• PROBLEM REQUIREMENTS
Copy out the data exactly, leaving the pictures behind.

• MATERIAL TO PROCESS

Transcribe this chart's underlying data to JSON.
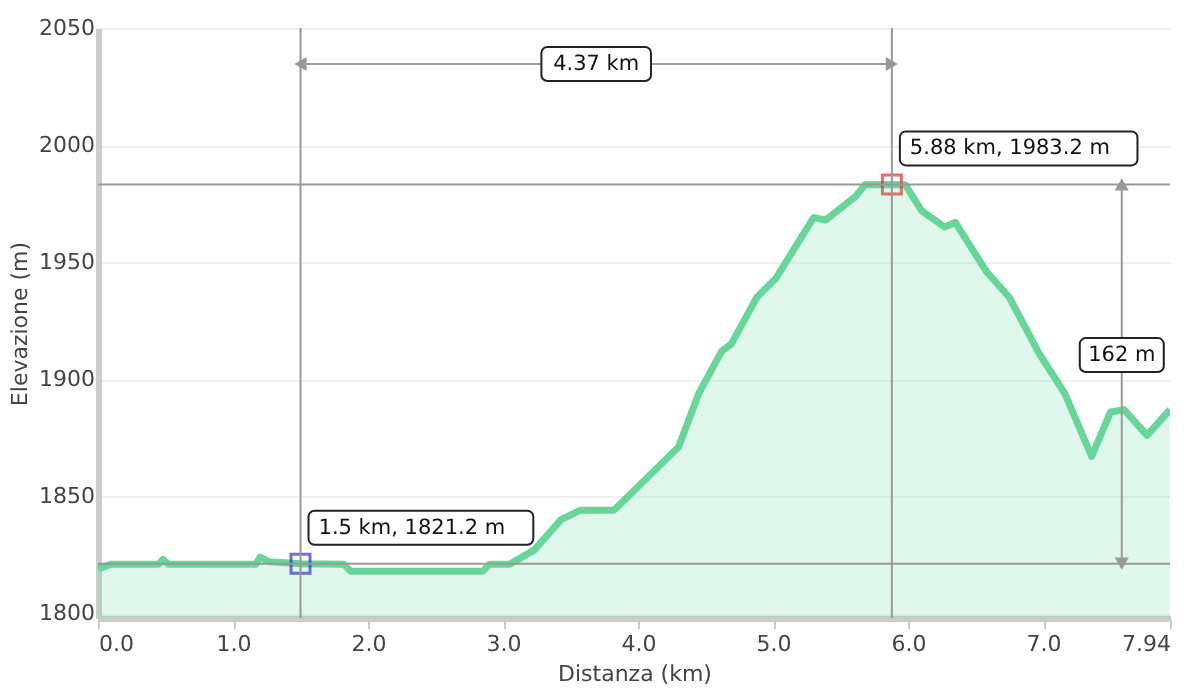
{
  "chart_data": {
    "type": "area",
    "xlabel": "Distanza   (km)",
    "ylabel": "Elevazione (m)",
    "xlim": [
      0,
      7.94
    ],
    "ylim": [
      1798,
      2050
    ],
    "xticks": [
      {
        "value": 0,
        "label": "0.0"
      },
      {
        "value": 1,
        "label": "1.0"
      },
      {
        "value": 2,
        "label": "2.0"
      },
      {
        "value": 3,
        "label": "3.0"
      },
      {
        "value": 4,
        "label": "4.0"
      },
      {
        "value": 5,
        "label": "5.0"
      },
      {
        "value": 6,
        "label": "6.0"
      },
      {
        "value": 7,
        "label": "7.0"
      },
      7.94
    ],
    "yticks": [
      1800,
      1850,
      1900,
      1950,
      2000,
      2050
    ],
    "grid": "y",
    "series": [
      {
        "color": "#66d699",
        "x": [
          0,
          0.1,
          0.45,
          0.48,
          0.52,
          1.17,
          1.2,
          1.27,
          1.5,
          1.82,
          1.87,
          2.85,
          2.9,
          3.05,
          3.23,
          3.43,
          3.57,
          3.82,
          3.91,
          4.3,
          4.45,
          4.62,
          4.69,
          4.88,
          5.02,
          5.3,
          5.39,
          5.61,
          5.68,
          5.88,
          5.98,
          6.1,
          6.27,
          6.35,
          6.58,
          6.75,
          6.97,
          7.16,
          7.36,
          7.5,
          7.6,
          7.77,
          7.94
        ],
        "values": [
          1819,
          1821,
          1821,
          1823,
          1821,
          1821,
          1824,
          1822,
          1821.2,
          1821,
          1818,
          1818,
          1821,
          1821,
          1827,
          1840,
          1844,
          1844,
          1849,
          1871,
          1894,
          1912,
          1915,
          1935,
          1943,
          1969,
          1968,
          1978,
          1983,
          1983.2,
          1983,
          1972,
          1965,
          1967,
          1946,
          1935,
          1911,
          1894,
          1867,
          1886,
          1887,
          1876,
          1887
        ]
      },
      {
        "type": "scatter",
        "marker": "square",
        "x": [
          1.5,
          5.88
        ],
        "values": [
          1821.2,
          1983.2
        ],
        "colors": [
          "#3333cc",
          "#dd3333"
        ]
      }
    ],
    "ref_lines": [
      {
        "axis": "x",
        "value": 1.5,
        "color": "#999999"
      },
      {
        "axis": "x",
        "value": 5.88,
        "color": "#999999"
      },
      {
        "axis": "y",
        "value": 1821.2,
        "color": "#999999"
      },
      {
        "axis": "y",
        "value": 1983.2,
        "color": "#999999"
      }
    ],
    "annotations": [
      {
        "text": "1.5 km, 1821.2 m",
        "x": 1.5,
        "y": 1821.2
      },
      {
        "text": "5.88 km, 1983.2 m",
        "x": 5.88,
        "y": 1983.2
      },
      "4.37 km",
      "162 m"
    ]
  }
}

• ANSWER FOR THIS EXERCISE
Transcribe this chart's underlying data to JSON.
{
  "chart_data": {
    "type": "area",
    "xlabel": "Distanza   (km)",
    "ylabel": "Elevazione (m)",
    "xlim": [
      0,
      7.94
    ],
    "ylim": [
      1798,
      2050
    ],
    "xticks": [
      {
        "value": 0,
        "label": "0.0"
      },
      {
        "value": 1,
        "label": "1.0"
      },
      {
        "value": 2,
        "label": "2.0"
      },
      {
        "value": 3,
        "label": "3.0"
      },
      {
        "value": 4,
        "label": "4.0"
      },
      {
        "value": 5,
        "label": "5.0"
      },
      {
        "value": 6,
        "label": "6.0"
      },
      {
        "value": 7,
        "label": "7.0"
      },
      7.94
    ],
    "yticks": [
      1800,
      1850,
      1900,
      1950,
      2000,
      2050
    ],
    "grid": "y",
    "series": [
      {
        "color": "#66d699",
        "x": [
          0,
          0.1,
          0.45,
          0.48,
          0.52,
          1.17,
          1.2,
          1.27,
          1.5,
          1.82,
          1.87,
          2.85,
          2.9,
          3.05,
          3.23,
          3.43,
          3.57,
          3.82,
          3.91,
          4.3,
          4.45,
          4.62,
          4.69,
          4.88,
          5.02,
          5.3,
          5.39,
          5.61,
          5.68,
          5.88,
          5.98,
          6.1,
          6.27,
          6.35,
          6.58,
          6.75,
          6.97,
          7.16,
          7.36,
          7.5,
          7.6,
          7.77,
          7.94
        ],
        "values": [
          1819,
          1821,
          1821,
          1823,
          1821,
          1821,
          1824,
          1822,
          1821.2,
          1821,
          1818,
          1818,
          1821,
          1821,
          1827,
          1840,
          1844,
          1844,
          1849,
          1871,
          1894,
          1912,
          1915,
          1935,
          1943,
          1969,
          1968,
          1978,
          1983,
          1983.2,
          1983,
          1972,
          1965,
          1967,
          1946,
          1935,
          1911,
          1894,
          1867,
          1886,
          1887,
          1876,
          1887
        ]
      },
      {
        "type": "scatter",
        "marker": "square",
        "x": [
          1.5,
          5.88
        ],
        "values": [
          1821.2,
          1983.2
        ],
        "colors": [
          "#3333cc",
          "#dd3333"
        ]
      }
    ],
    "ref_lines": [
      {
        "axis": "x",
        "value": 1.5,
        "color": "#999999"
      },
      {
        "axis": "x",
        "value": 5.88,
        "color": "#999999"
      },
      {
        "axis": "y",
        "value": 1821.2,
        "color": "#999999"
      },
      {
        "axis": "y",
        "value": 1983.2,
        "color": "#999999"
      }
    ],
    "annotations": [
      {
        "text": "1.5 km, 1821.2 m",
        "x": 1.5,
        "y": 1821.2
      },
      {
        "text": "5.88 km, 1983.2 m",
        "x": 5.88,
        "y": 1983.2
      },
      "4.37 km",
      "162 m"
    ]
  }
}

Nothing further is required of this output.